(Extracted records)
┌──
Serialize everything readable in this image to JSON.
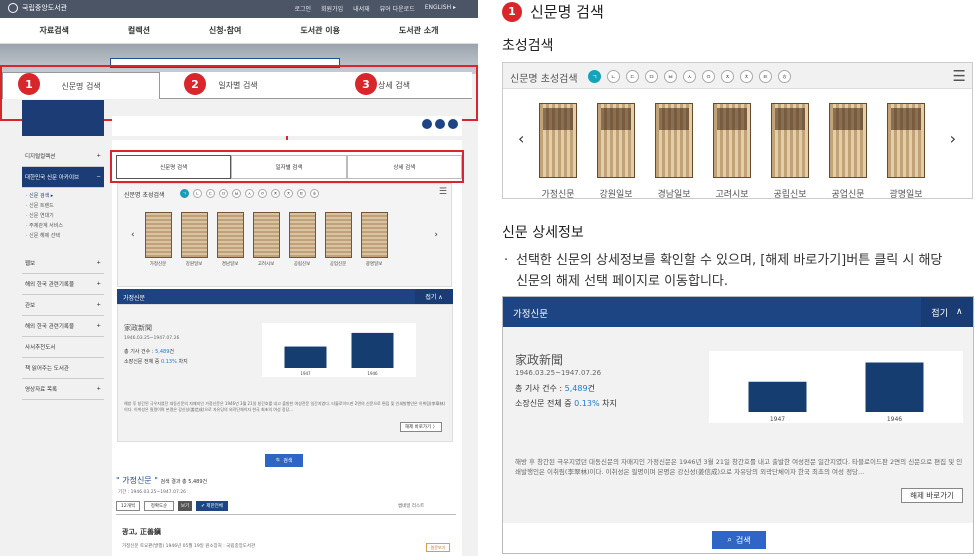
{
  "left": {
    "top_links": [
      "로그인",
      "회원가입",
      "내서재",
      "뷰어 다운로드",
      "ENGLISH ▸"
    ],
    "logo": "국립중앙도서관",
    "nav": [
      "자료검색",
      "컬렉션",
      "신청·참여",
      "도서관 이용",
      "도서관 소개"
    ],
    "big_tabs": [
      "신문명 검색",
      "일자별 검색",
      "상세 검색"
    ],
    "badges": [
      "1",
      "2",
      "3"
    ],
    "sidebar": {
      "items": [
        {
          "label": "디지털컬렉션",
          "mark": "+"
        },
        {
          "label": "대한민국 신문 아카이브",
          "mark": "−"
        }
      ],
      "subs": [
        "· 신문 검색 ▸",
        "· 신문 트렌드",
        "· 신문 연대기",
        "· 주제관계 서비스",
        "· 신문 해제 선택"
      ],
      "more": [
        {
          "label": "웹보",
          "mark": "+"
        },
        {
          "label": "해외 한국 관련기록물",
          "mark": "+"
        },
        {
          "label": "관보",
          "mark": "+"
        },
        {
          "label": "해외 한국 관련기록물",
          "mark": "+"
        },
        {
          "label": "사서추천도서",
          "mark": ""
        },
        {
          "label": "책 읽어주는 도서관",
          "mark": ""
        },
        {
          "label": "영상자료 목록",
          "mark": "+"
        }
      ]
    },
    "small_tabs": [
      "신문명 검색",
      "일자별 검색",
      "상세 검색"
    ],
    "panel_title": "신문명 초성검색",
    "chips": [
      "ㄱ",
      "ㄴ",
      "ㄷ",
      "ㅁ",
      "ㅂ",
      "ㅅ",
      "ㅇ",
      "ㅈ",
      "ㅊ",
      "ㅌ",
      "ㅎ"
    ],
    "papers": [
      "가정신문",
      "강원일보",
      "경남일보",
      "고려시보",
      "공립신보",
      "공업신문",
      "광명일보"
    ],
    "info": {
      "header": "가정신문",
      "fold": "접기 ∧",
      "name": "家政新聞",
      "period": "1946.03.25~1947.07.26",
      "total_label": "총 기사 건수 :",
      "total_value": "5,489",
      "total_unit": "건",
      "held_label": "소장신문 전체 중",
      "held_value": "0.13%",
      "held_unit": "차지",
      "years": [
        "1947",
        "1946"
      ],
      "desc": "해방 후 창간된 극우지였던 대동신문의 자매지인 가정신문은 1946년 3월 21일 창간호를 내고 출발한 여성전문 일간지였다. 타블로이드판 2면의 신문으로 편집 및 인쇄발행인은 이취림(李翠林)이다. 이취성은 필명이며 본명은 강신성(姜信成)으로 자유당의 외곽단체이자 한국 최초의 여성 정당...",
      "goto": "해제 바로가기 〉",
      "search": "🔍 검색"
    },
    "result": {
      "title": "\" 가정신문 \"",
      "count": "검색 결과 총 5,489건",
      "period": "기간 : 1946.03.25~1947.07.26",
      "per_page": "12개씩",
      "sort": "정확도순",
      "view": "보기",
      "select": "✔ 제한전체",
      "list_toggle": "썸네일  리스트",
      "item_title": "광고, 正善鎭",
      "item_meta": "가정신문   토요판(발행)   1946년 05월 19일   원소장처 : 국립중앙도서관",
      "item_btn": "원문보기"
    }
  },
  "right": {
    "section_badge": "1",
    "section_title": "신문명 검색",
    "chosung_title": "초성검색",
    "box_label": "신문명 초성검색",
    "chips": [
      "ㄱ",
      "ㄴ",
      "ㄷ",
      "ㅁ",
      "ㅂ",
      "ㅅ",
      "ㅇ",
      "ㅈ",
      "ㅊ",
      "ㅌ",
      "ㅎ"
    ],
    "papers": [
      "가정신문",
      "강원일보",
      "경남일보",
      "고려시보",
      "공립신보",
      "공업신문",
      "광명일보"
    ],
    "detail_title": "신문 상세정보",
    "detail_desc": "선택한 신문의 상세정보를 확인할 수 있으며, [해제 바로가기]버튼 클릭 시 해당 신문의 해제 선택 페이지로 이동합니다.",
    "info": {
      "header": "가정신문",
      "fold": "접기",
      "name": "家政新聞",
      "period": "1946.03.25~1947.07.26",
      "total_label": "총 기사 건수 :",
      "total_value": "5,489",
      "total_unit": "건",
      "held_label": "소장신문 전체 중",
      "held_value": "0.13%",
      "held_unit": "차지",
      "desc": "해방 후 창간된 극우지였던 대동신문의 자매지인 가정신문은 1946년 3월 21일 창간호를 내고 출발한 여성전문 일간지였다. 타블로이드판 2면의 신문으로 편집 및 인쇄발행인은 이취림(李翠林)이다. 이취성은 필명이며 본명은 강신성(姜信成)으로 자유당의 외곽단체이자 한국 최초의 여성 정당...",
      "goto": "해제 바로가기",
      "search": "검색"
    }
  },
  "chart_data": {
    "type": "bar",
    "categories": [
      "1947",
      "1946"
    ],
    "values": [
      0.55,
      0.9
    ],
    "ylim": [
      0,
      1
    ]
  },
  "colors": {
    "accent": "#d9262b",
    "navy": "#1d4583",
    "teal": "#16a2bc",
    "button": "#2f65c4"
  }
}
└──
» **GIVEN INSTRUCTION**:
Give back the entries verbatim. Do not include any picture.

» **OUTPUT**:
Serialize everything readable in this image to JSON.
{
  "left": {
    "top_links": [
      "로그인",
      "회원가입",
      "내서재",
      "뷰어 다운로드",
      "ENGLISH ▸"
    ],
    "logo": "국립중앙도서관",
    "nav": [
      "자료검색",
      "컬렉션",
      "신청·참여",
      "도서관 이용",
      "도서관 소개"
    ],
    "big_tabs": [
      "신문명 검색",
      "일자별 검색",
      "상세 검색"
    ],
    "badges": [
      "1",
      "2",
      "3"
    ],
    "sidebar": {
      "items": [
        {
          "label": "디지털컬렉션",
          "mark": "+"
        },
        {
          "label": "대한민국 신문 아카이브",
          "mark": "−"
        }
      ],
      "subs": [
        "· 신문 검색 ▸",
        "· 신문 트렌드",
        "· 신문 연대기",
        "· 주제관계 서비스",
        "· 신문 해제 선택"
      ],
      "more": [
        {
          "label": "웹보",
          "mark": "+"
        },
        {
          "label": "해외 한국 관련기록물",
          "mark": "+"
        },
        {
          "label": "관보",
          "mark": "+"
        },
        {
          "label": "해외 한국 관련기록물",
          "mark": "+"
        },
        {
          "label": "사서추천도서",
          "mark": ""
        },
        {
          "label": "책 읽어주는 도서관",
          "mark": ""
        },
        {
          "label": "영상자료 목록",
          "mark": "+"
        }
      ]
    },
    "small_tabs": [
      "신문명 검색",
      "일자별 검색",
      "상세 검색"
    ],
    "panel_title": "신문명 초성검색",
    "chips": [
      "ㄱ",
      "ㄴ",
      "ㄷ",
      "ㅁ",
      "ㅂ",
      "ㅅ",
      "ㅇ",
      "ㅈ",
      "ㅊ",
      "ㅌ",
      "ㅎ"
    ],
    "papers": [
      "가정신문",
      "강원일보",
      "경남일보",
      "고려시보",
      "공립신보",
      "공업신문",
      "광명일보"
    ],
    "info": {
      "header": "가정신문",
      "fold": "접기 ∧",
      "name": "家政新聞",
      "period": "1946.03.25~1947.07.26",
      "total_label": "총 기사 건수 :",
      "total_value": "5,489",
      "total_unit": "건",
      "held_label": "소장신문 전체 중",
      "held_value": "0.13%",
      "held_unit": "차지",
      "years": [
        "1947",
        "1946"
      ],
      "desc": "해방 후 창간된 극우지였던 대동신문의 자매지인 가정신문은 1946년 3월 21일 창간호를 내고 출발한 여성전문 일간지였다. 타블로이드판 2면의 신문으로 편집 및 인쇄발행인은 이취림(李翠林)이다. 이취성은 필명이며 본명은 강신성(姜信成)으로 자유당의 외곽단체이자 한국 최초의 여성 정당...",
      "goto": "해제 바로가기 〉",
      "search": "🔍 검색"
    },
    "result": {
      "title": "\" 가정신문 \"",
      "count": "검색 결과 총 5,489건",
      "period": "기간 : 1946.03.25~1947.07.26",
      "per_page": "12개씩",
      "sort": "정확도순",
      "view": "보기",
      "select": "✔ 제한전체",
      "list_toggle": "썸네일  리스트",
      "item_title": "광고, 正善鎭",
      "item_meta": "가정신문   토요판(발행)   1946년 05월 19일   원소장처 : 국립중앙도서관",
      "item_btn": "원문보기"
    }
  },
  "right": {
    "section_badge": "1",
    "section_title": "신문명 검색",
    "chosung_title": "초성검색",
    "box_label": "신문명 초성검색",
    "chips": [
      "ㄱ",
      "ㄴ",
      "ㄷ",
      "ㅁ",
      "ㅂ",
      "ㅅ",
      "ㅇ",
      "ㅈ",
      "ㅊ",
      "ㅌ",
      "ㅎ"
    ],
    "papers": [
      "가정신문",
      "강원일보",
      "경남일보",
      "고려시보",
      "공립신보",
      "공업신문",
      "광명일보"
    ],
    "detail_title": "신문 상세정보",
    "detail_desc": "선택한 신문의 상세정보를 확인할 수 있으며, [해제 바로가기]버튼 클릭 시 해당 신문의 해제 선택 페이지로 이동합니다.",
    "info": {
      "header": "가정신문",
      "fold": "접기",
      "name": "家政新聞",
      "period": "1946.03.25~1947.07.26",
      "total_label": "총 기사 건수 :",
      "total_value": "5,489",
      "total_unit": "건",
      "held_label": "소장신문 전체 중",
      "held_value": "0.13%",
      "held_unit": "차지",
      "desc": "해방 후 창간된 극우지였던 대동신문의 자매지인 가정신문은 1946년 3월 21일 창간호를 내고 출발한 여성전문 일간지였다. 타블로이드판 2면의 신문으로 편집 및 인쇄발행인은 이취림(李翠林)이다. 이취성은 필명이며 본명은 강신성(姜信成)으로 자유당의 외곽단체이자 한국 최초의 여성 정당...",
      "goto": "해제 바로가기",
      "search": "검색"
    }
  },
  "chart_data": {
    "type": "bar",
    "categories": [
      "1947",
      "1946"
    ],
    "values": [
      0.55,
      0.9
    ],
    "ylim": [
      0,
      1
    ]
  },
  "colors": {
    "accent": "#d9262b",
    "navy": "#1d4583",
    "teal": "#16a2bc",
    "button": "#2f65c4"
  }
}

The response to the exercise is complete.